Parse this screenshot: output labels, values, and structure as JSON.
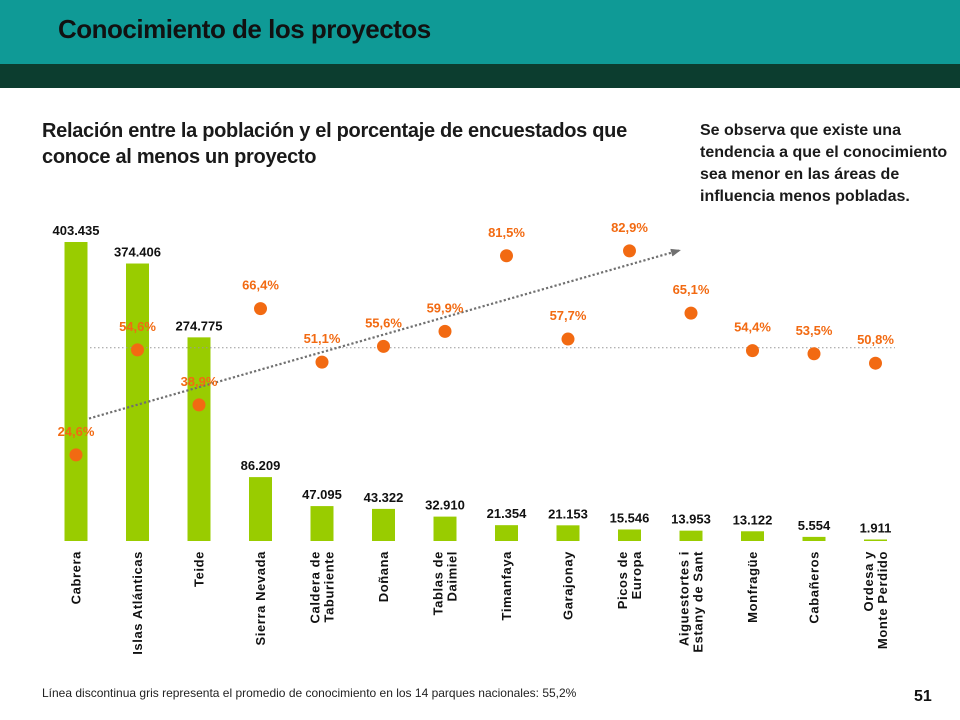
{
  "header": {
    "title": "Conocimiento de los proyectos"
  },
  "chart_title": "Relación entre la población y el porcentaje de encuestados que conoce al menos un proyecto",
  "note": "Se observa que existe una tendencia a que el conocimiento sea menor en las áreas de influencia menos pobladas.",
  "footnote": "Línea discontinua gris representa el promedio de conocimiento en los 14 parques nacionales: 55,2%",
  "page_number": "51",
  "colors": {
    "header_teal": "#0f9a96",
    "header_dark": "#0c3d2f",
    "bar": "#99cc00",
    "point": "#f26a12",
    "reference_line": "#999999",
    "trend_line": "#707070"
  },
  "chart_data": {
    "type": "bar",
    "categories": [
      [
        "Cabrera"
      ],
      [
        "Islas Atlánticas"
      ],
      [
        "Teide"
      ],
      [
        "Sierra Nevada"
      ],
      [
        "Caldera de",
        "Taburiente"
      ],
      [
        "Doñana"
      ],
      [
        "Tablas de",
        "Daimiel"
      ],
      [
        "Timanfaya"
      ],
      [
        "Garajonay"
      ],
      [
        "Picos de",
        "Europa"
      ],
      [
        "Aiguestortes i",
        "Estany de Sant"
      ],
      [
        "Monfragüe"
      ],
      [
        "Cabañeros"
      ],
      [
        "Ordesa y",
        "Monte Perdido"
      ]
    ],
    "series": [
      {
        "type": "bar",
        "values": [
          403435,
          374406,
          274775,
          86209,
          47095,
          43322,
          32910,
          21354,
          21153,
          15546,
          13953,
          13122,
          5554,
          1911
        ],
        "labels": [
          "403.435",
          "374.406",
          "274.775",
          "86.209",
          "47.095",
          "43.322",
          "32.910",
          "21.354",
          "21.153",
          "15.546",
          "13.953",
          "13.122",
          "5.554",
          "1.911"
        ]
      },
      {
        "type": "scatter",
        "values": [
          24.6,
          54.6,
          38.9,
          66.4,
          51.1,
          55.6,
          59.9,
          81.5,
          57.7,
          82.9,
          65.1,
          54.4,
          53.5,
          50.8
        ],
        "labels": [
          "24,6%",
          "54,6%",
          "38,9%",
          "66,4%",
          "51,1%",
          "55,6%",
          "59,9%",
          "81,5%",
          "57,7%",
          "82,9%",
          "65,1%",
          "54,4%",
          "53,5%",
          "50,8%"
        ]
      }
    ],
    "reference_line": {
      "value": 55.2
    },
    "trend_line": {
      "from_category": 0,
      "from_value": 35.0,
      "to_category": 10,
      "to_value": 83.0
    },
    "bar_ylim": [
      0,
      403435
    ],
    "pct_ylim": [
      0,
      100
    ],
    "legend": "none",
    "grid": false
  }
}
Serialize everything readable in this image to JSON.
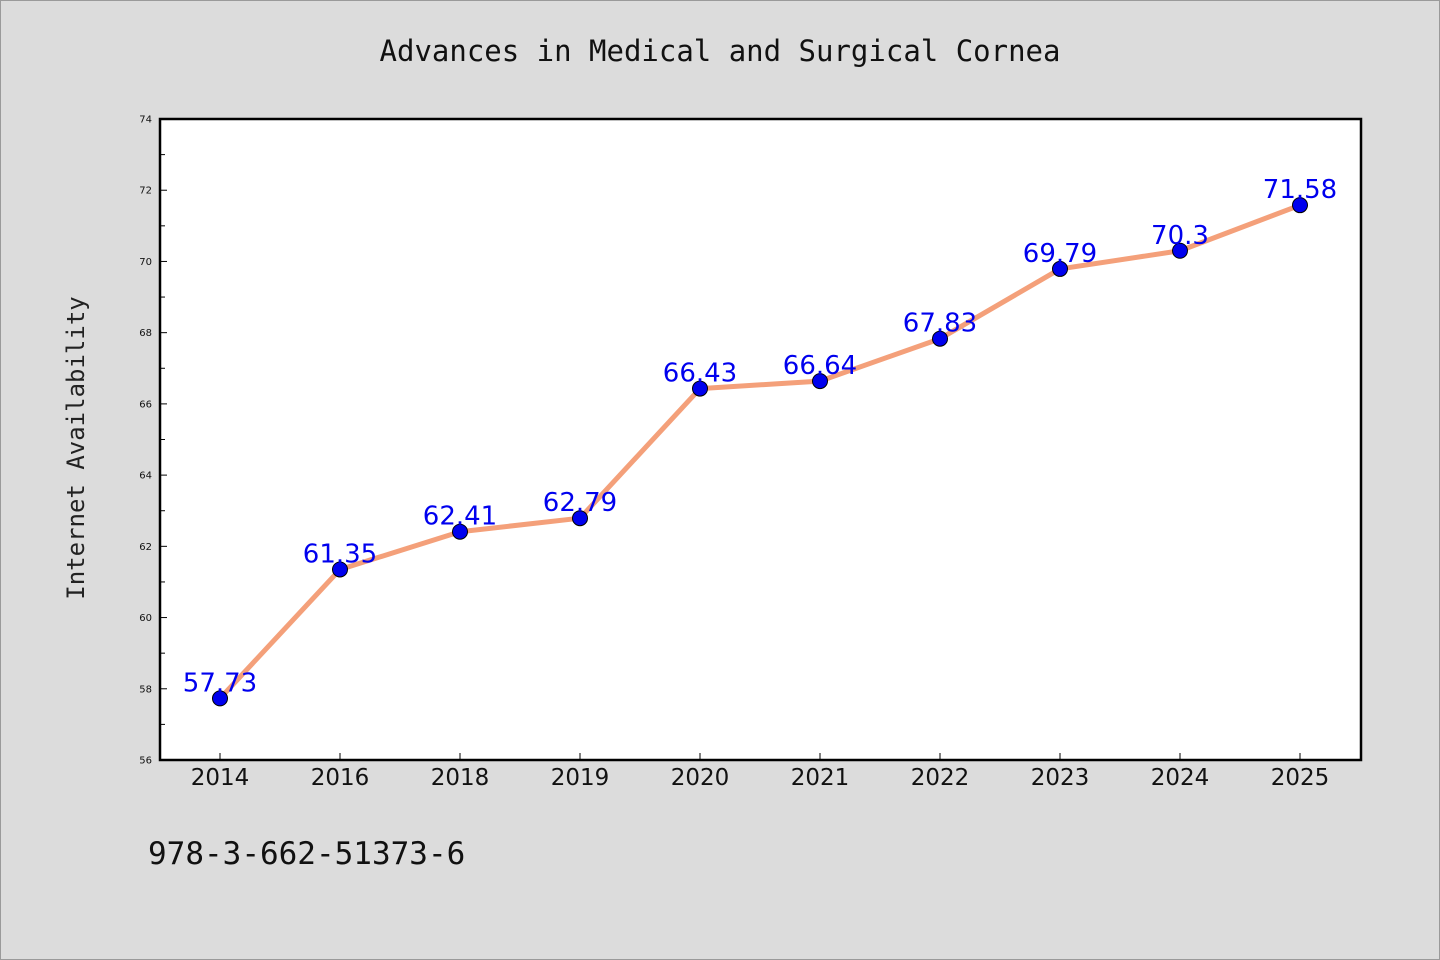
{
  "chart_data": {
    "type": "line",
    "title": "Advances in Medical and Surgical Cornea",
    "ylabel": "Internet Availability",
    "xlabel": "",
    "categories": [
      "2014",
      "2016",
      "2018",
      "2019",
      "2020",
      "2021",
      "2022",
      "2023",
      "2024",
      "2025"
    ],
    "series": [
      {
        "values": [
          57.73,
          61.35,
          62.41,
          62.79,
          66.43,
          66.64,
          67.83,
          69.79,
          70.3,
          71.58
        ],
        "data_labels": [
          "57.73",
          "61.35",
          "62.41",
          "62.79",
          "66.43",
          "66.64",
          "67.83",
          "69.79",
          "70.3",
          "71.58"
        ]
      }
    ],
    "ylim": [
      56,
      74
    ],
    "y_ticks": [
      "56",
      "58",
      "60",
      "62",
      "64",
      "66",
      "68",
      "70",
      "72",
      "74"
    ],
    "grid": false,
    "line_color": "#f4a07a",
    "marker_color": "#0000ee",
    "label_color": "#0000ee"
  },
  "footer": {
    "isbn": "978-3-662-51373-6"
  }
}
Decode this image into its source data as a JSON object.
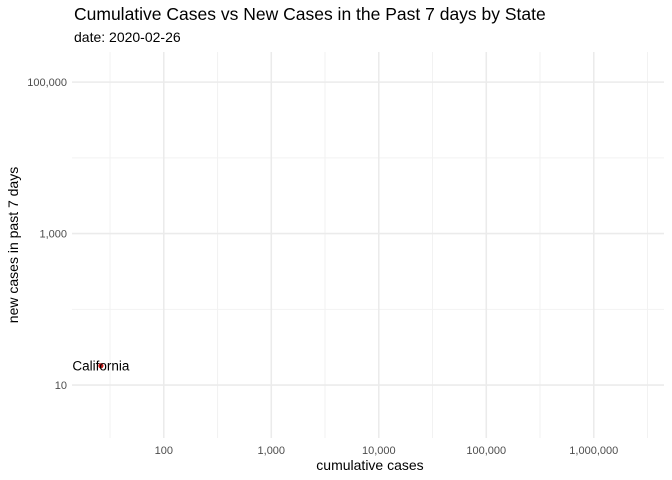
{
  "chart_data": {
    "type": "scatter",
    "title": "Cumulative Cases vs New Cases in the Past 7 days by State",
    "subtitle": "date: 2020-02-26",
    "xlabel": "cumulative cases",
    "ylabel": "new cases in past 7 days",
    "x_scale": "log10",
    "y_scale": "log10",
    "xlim": [
      14,
      4500000
    ],
    "ylim": [
      2,
      250000
    ],
    "x_ticks": [
      100,
      1000,
      10000,
      100000,
      1000000
    ],
    "x_tick_labels": [
      "100",
      "1,000",
      "10,000",
      "100,000",
      "1,000,000"
    ],
    "y_ticks": [
      10,
      1000,
      100000
    ],
    "y_tick_labels": [
      "10",
      "1,000",
      "100,000"
    ],
    "grid": true,
    "points": [
      {
        "label": "California",
        "x": 26,
        "y": 18,
        "color": "#cc1f1f"
      }
    ]
  }
}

☆ ☆ ☆ ☆

(AIM OF THE EXERCISE): Write down exactly the lines running from the line with "Decode this image" through the end of the material, both ends included, and none of the pictures.

(OUTPUT FOR THIS EXERCISE):
Decode this image into its source data as a JSON object.
{
  "chart_data": {
    "type": "scatter",
    "title": "Cumulative Cases vs New Cases in the Past 7 days by State",
    "subtitle": "date: 2020-02-26",
    "xlabel": "cumulative cases",
    "ylabel": "new cases in past 7 days",
    "x_scale": "log10",
    "y_scale": "log10",
    "xlim": [
      14,
      4500000
    ],
    "ylim": [
      2,
      250000
    ],
    "x_ticks": [
      100,
      1000,
      10000,
      100000,
      1000000
    ],
    "x_tick_labels": [
      "100",
      "1,000",
      "10,000",
      "100,000",
      "1,000,000"
    ],
    "y_ticks": [
      10,
      1000,
      100000
    ],
    "y_tick_labels": [
      "10",
      "1,000",
      "100,000"
    ],
    "grid": true,
    "points": [
      {
        "label": "California",
        "x": 26,
        "y": 18,
        "color": "#cc1f1f"
      }
    ]
  }
}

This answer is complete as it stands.